- [Problem description] Determine how many lines in these records hold "JSON". Only the number is wanted.
· · · ·
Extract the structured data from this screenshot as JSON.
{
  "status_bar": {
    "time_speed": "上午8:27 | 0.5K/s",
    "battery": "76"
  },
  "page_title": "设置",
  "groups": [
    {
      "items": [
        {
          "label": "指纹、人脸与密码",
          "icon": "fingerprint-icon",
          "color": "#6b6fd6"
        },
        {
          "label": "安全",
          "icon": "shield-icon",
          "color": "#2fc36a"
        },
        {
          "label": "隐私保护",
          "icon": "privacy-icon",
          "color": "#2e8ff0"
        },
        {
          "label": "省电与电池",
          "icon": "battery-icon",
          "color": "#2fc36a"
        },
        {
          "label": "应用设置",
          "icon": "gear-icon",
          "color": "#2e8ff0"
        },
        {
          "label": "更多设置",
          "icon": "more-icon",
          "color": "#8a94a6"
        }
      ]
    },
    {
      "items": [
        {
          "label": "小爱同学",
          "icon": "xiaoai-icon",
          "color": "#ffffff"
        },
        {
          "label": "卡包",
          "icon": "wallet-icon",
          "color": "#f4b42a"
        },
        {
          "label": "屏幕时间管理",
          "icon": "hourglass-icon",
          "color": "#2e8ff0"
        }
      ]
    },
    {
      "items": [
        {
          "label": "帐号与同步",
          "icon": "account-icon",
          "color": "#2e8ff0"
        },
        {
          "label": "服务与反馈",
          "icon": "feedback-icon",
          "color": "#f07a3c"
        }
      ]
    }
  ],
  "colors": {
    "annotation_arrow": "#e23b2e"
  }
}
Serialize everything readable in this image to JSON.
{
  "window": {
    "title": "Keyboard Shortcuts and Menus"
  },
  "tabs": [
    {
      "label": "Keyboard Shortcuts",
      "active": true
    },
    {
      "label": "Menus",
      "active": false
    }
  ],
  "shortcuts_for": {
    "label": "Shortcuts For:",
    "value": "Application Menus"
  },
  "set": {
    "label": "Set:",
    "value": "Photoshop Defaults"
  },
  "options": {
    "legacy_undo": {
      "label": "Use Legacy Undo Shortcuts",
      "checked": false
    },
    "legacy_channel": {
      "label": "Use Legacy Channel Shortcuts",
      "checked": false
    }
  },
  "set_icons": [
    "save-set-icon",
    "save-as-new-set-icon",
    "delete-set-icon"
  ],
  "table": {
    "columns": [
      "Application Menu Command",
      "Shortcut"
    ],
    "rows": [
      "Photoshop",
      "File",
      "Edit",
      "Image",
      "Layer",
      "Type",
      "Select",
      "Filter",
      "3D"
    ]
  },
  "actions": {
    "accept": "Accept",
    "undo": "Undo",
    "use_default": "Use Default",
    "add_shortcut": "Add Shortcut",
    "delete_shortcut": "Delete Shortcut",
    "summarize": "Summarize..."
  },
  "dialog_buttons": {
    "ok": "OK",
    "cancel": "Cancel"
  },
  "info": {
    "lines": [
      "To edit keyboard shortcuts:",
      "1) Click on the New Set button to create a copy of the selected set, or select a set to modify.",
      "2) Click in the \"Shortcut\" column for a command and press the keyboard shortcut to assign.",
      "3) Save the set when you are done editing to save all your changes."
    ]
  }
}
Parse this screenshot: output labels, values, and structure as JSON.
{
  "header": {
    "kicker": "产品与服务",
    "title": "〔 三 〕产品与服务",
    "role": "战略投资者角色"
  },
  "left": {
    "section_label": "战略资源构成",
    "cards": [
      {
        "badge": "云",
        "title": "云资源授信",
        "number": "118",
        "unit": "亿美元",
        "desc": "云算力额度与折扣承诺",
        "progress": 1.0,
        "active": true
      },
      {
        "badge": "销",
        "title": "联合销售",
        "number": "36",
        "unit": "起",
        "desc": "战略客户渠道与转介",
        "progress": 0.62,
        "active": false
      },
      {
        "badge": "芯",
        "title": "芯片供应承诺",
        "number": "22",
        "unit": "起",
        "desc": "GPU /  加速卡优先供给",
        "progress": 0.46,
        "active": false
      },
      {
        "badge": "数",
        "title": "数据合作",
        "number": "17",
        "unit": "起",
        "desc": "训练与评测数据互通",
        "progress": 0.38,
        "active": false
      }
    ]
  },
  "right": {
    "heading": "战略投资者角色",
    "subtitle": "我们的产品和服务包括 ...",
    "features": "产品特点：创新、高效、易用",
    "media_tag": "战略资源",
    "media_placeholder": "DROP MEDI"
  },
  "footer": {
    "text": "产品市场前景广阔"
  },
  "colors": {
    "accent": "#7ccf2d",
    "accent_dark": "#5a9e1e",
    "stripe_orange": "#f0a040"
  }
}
· · · ·
- [Result of the exercise] 3